Copy out each line of the data that holds the word "your".

____________________

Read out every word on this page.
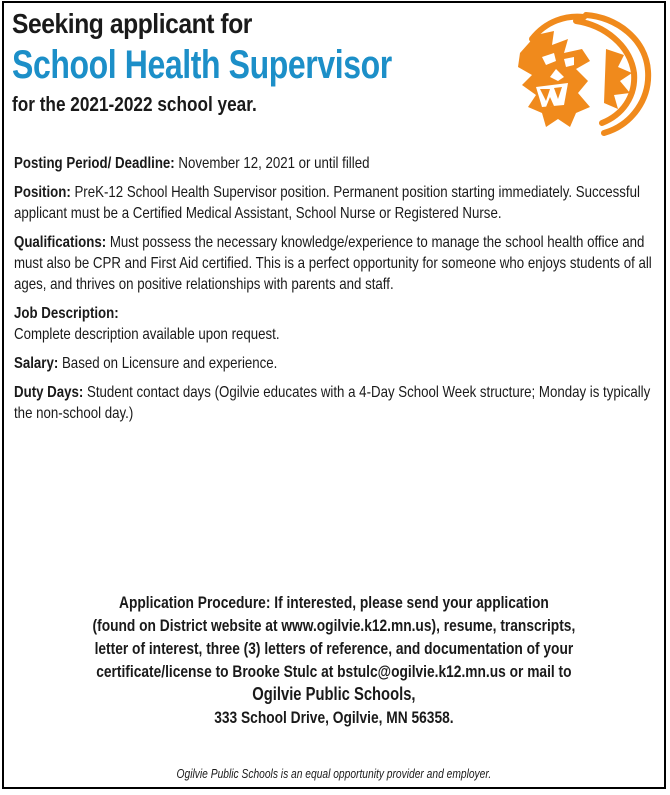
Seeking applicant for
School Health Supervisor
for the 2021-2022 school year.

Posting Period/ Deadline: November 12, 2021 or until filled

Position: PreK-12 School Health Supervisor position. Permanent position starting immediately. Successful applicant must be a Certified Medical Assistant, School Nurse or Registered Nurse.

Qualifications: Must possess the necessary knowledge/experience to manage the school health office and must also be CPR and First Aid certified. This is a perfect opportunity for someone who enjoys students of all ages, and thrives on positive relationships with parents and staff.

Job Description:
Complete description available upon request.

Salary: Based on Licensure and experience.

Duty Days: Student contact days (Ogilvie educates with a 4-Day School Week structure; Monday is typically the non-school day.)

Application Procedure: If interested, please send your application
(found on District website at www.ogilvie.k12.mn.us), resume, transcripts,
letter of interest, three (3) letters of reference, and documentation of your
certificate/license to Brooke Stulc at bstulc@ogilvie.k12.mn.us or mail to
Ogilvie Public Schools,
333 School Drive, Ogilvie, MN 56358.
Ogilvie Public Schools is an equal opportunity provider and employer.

____________________

* Final answer:
Application Procedure: If interested, please send your application
letter of interest, three (3) letters of reference, and documentation of your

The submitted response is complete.